— start —

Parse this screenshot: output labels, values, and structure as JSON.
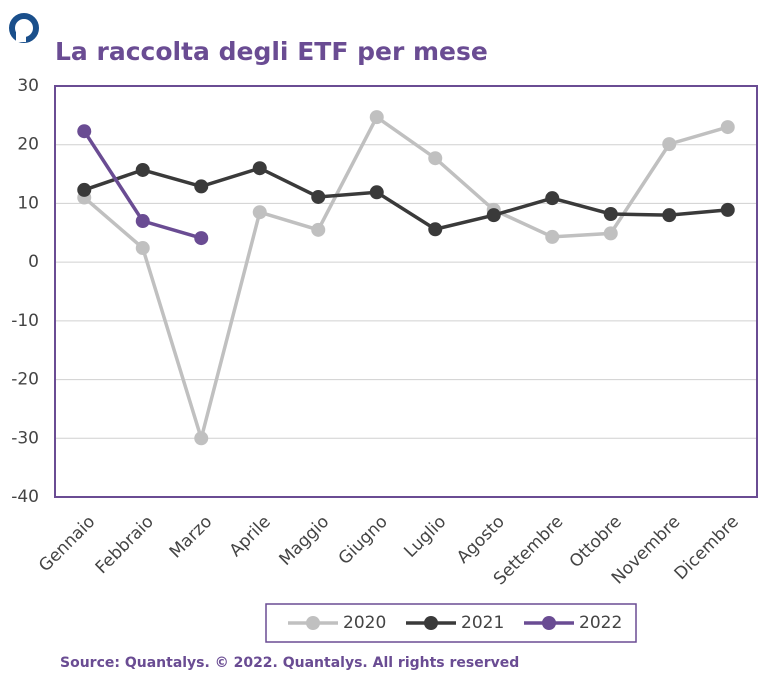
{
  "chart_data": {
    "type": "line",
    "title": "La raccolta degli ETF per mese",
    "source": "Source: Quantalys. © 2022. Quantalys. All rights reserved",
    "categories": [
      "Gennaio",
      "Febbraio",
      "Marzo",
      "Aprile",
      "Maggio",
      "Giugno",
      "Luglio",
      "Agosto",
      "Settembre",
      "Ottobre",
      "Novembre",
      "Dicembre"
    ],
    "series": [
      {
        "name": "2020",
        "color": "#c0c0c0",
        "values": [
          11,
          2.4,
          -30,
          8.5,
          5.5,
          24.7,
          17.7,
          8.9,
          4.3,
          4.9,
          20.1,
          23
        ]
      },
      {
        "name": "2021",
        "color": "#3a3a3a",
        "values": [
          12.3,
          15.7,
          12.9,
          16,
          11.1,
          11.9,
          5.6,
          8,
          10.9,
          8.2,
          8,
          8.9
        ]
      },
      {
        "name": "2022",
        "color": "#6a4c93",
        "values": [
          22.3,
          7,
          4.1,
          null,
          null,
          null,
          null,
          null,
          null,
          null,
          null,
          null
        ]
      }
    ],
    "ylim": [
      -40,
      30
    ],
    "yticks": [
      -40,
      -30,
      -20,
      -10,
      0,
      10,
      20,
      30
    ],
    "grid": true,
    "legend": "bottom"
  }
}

— end —

Written task: Print the listing above in full, exactly as written. Omit any pictures.

Full answer:
Parse this screenshot: output labels, values, and structure as JSON.
{
  "chart_data": {
    "type": "line",
    "title": "La raccolta degli ETF per mese",
    "source": "Source: Quantalys. © 2022. Quantalys. All rights reserved",
    "categories": [
      "Gennaio",
      "Febbraio",
      "Marzo",
      "Aprile",
      "Maggio",
      "Giugno",
      "Luglio",
      "Agosto",
      "Settembre",
      "Ottobre",
      "Novembre",
      "Dicembre"
    ],
    "series": [
      {
        "name": "2020",
        "color": "#c0c0c0",
        "values": [
          11,
          2.4,
          -30,
          8.5,
          5.5,
          24.7,
          17.7,
          8.9,
          4.3,
          4.9,
          20.1,
          23
        ]
      },
      {
        "name": "2021",
        "color": "#3a3a3a",
        "values": [
          12.3,
          15.7,
          12.9,
          16,
          11.1,
          11.9,
          5.6,
          8,
          10.9,
          8.2,
          8,
          8.9
        ]
      },
      {
        "name": "2022",
        "color": "#6a4c93",
        "values": [
          22.3,
          7,
          4.1,
          null,
          null,
          null,
          null,
          null,
          null,
          null,
          null,
          null
        ]
      }
    ],
    "ylim": [
      -40,
      30
    ],
    "yticks": [
      -40,
      -30,
      -20,
      -10,
      0,
      10,
      20,
      30
    ],
    "grid": true,
    "legend": "bottom"
  }
}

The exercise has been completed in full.